Prompt —
Give every line back verbatim, dropping all images.

** BEGIN Listing **

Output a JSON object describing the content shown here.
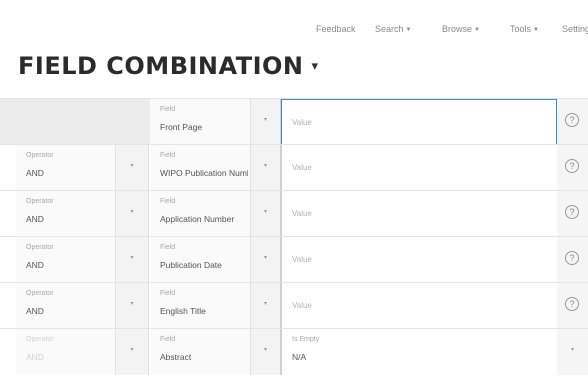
{
  "topnav": {
    "items": [
      {
        "label": "Feedback",
        "has_menu": false
      },
      {
        "label": "Search",
        "has_menu": true
      },
      {
        "label": "Browse",
        "has_menu": true
      },
      {
        "label": "Tools",
        "has_menu": true
      },
      {
        "label": "Settings",
        "has_menu": false
      }
    ]
  },
  "page": {
    "title": "FIELD COMBINATION",
    "title_caret": "▾"
  },
  "rows": [
    {
      "operator_label": "",
      "operator_value": "",
      "field_label": "Field",
      "field_value": "Front Page",
      "value_label": "",
      "value_placeholder": "Value",
      "value_value": "",
      "active": true
    },
    {
      "operator_label": "Operator",
      "operator_value": "AND",
      "field_label": "Field",
      "field_value": "WIPO Publication Number",
      "value_label": "",
      "value_placeholder": "Value",
      "value_value": ""
    },
    {
      "operator_label": "Operator",
      "operator_value": "AND",
      "field_label": "Field",
      "field_value": "Application Number",
      "value_label": "",
      "value_placeholder": "Value",
      "value_value": ""
    },
    {
      "operator_label": "Operator",
      "operator_value": "AND",
      "field_label": "Field",
      "field_value": "Publication Date",
      "value_label": "",
      "value_placeholder": "Value",
      "value_value": ""
    },
    {
      "operator_label": "Operator",
      "operator_value": "AND",
      "field_label": "Field",
      "field_value": "English Title",
      "value_label": "",
      "value_placeholder": "Value",
      "value_value": ""
    },
    {
      "operator_label": "Operator",
      "operator_value": "AND",
      "field_label": "Field",
      "field_value": "Abstract",
      "value_label": "Is Empty",
      "value_placeholder": "",
      "value_value": "N/A",
      "faded": true
    }
  ],
  "icons": {
    "dropdown": "chevron-down-icon",
    "help": "question-circle-icon",
    "help_glyph": "?",
    "arrow_glyph": "▾"
  },
  "colors": {
    "active_border": "#3d8fd1",
    "row_background": "#fafafa"
  }
}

** END Listing **

Task solution —
Output a JSON object describing the content shown here.
{
  "topnav": {
    "items": [
      {
        "label": "Feedback",
        "has_menu": false
      },
      {
        "label": "Search",
        "has_menu": true
      },
      {
        "label": "Browse",
        "has_menu": true
      },
      {
        "label": "Tools",
        "has_menu": true
      },
      {
        "label": "Settings",
        "has_menu": false
      }
    ]
  },
  "page": {
    "title": "FIELD COMBINATION",
    "title_caret": "▾"
  },
  "rows": [
    {
      "operator_label": "",
      "operator_value": "",
      "field_label": "Field",
      "field_value": "Front Page",
      "value_label": "",
      "value_placeholder": "Value",
      "value_value": "",
      "active": true
    },
    {
      "operator_label": "Operator",
      "operator_value": "AND",
      "field_label": "Field",
      "field_value": "WIPO Publication Number",
      "value_label": "",
      "value_placeholder": "Value",
      "value_value": ""
    },
    {
      "operator_label": "Operator",
      "operator_value": "AND",
      "field_label": "Field",
      "field_value": "Application Number",
      "value_label": "",
      "value_placeholder": "Value",
      "value_value": ""
    },
    {
      "operator_label": "Operator",
      "operator_value": "AND",
      "field_label": "Field",
      "field_value": "Publication Date",
      "value_label": "",
      "value_placeholder": "Value",
      "value_value": ""
    },
    {
      "operator_label": "Operator",
      "operator_value": "AND",
      "field_label": "Field",
      "field_value": "English Title",
      "value_label": "",
      "value_placeholder": "Value",
      "value_value": ""
    },
    {
      "operator_label": "Operator",
      "operator_value": "AND",
      "field_label": "Field",
      "field_value": "Abstract",
      "value_label": "Is Empty",
      "value_placeholder": "",
      "value_value": "N/A",
      "faded": true
    }
  ],
  "icons": {
    "dropdown": "chevron-down-icon",
    "help": "question-circle-icon",
    "help_glyph": "?",
    "arrow_glyph": "▾"
  },
  "colors": {
    "active_border": "#3d8fd1",
    "row_background": "#fafafa"
  }
}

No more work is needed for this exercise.